Document content entries
»»
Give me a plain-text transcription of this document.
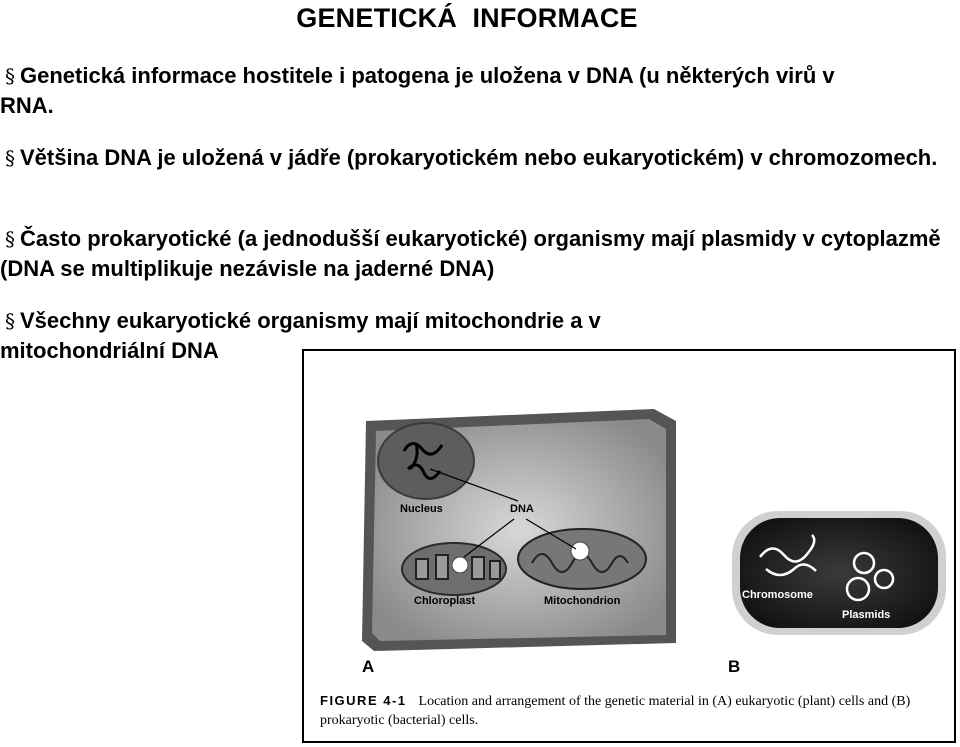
GENETICKÁ  INFORMACE
§ Genetická informace hostitele i patogena je uložena v DNA (u některých virů v RNA.
§ Většina DNA je uložená v jádře (prokaryotickém nebo eukaryotickém) v chromozomech.
§ Často prokaryotické (a jednodušší eukaryotické) organismy mají plasmidy v cytoplazmě (DNA se multiplikuje nezávisle na jaderné DNA)
§ Všechny eukaryotické organismy mají mitochondrie a v mitochondriální DNA
Nucleus	DNA
Chloroplast	Mitochondrion	Chromosome
Plasmids
A	B
FIGURE 4-1 Location and arrangement of the genetic material in (A) eukaryotic (plant) cells and (B) prokaryotic (bacterial) cells.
««
# TASK DETAILS
Print each of the records above exactly as written, leaving no picture in the copy.

# OUTPUT OF THE EXERCISE
Give me a plain-text transcription of this document.
GENETICKÁ  INFORMACE
§ Genetická informace hostitele i patogena je uložena v DNA (u některých virů v RNA.
§ Většina DNA je uložená v jádře (prokaryotickém nebo eukaryotickém) v chromozomech.
§ Často prokaryotické (a jednodušší eukaryotické) organismy mají plasmidy v cytoplazmě (DNA se multiplikuje nezávisle na jaderné DNA)
§ Všechny eukaryotické organismy mají mitochondrie a v mitochondriální DNA
Nucleus	DNA
Chloroplast	Mitochondrion	Chromosome
Plasmids
A	B
FIGURE 4-1 Location and arrangement of the genetic material in (A) eukaryotic (plant) cells and (B) prokaryotic (bacterial) cells.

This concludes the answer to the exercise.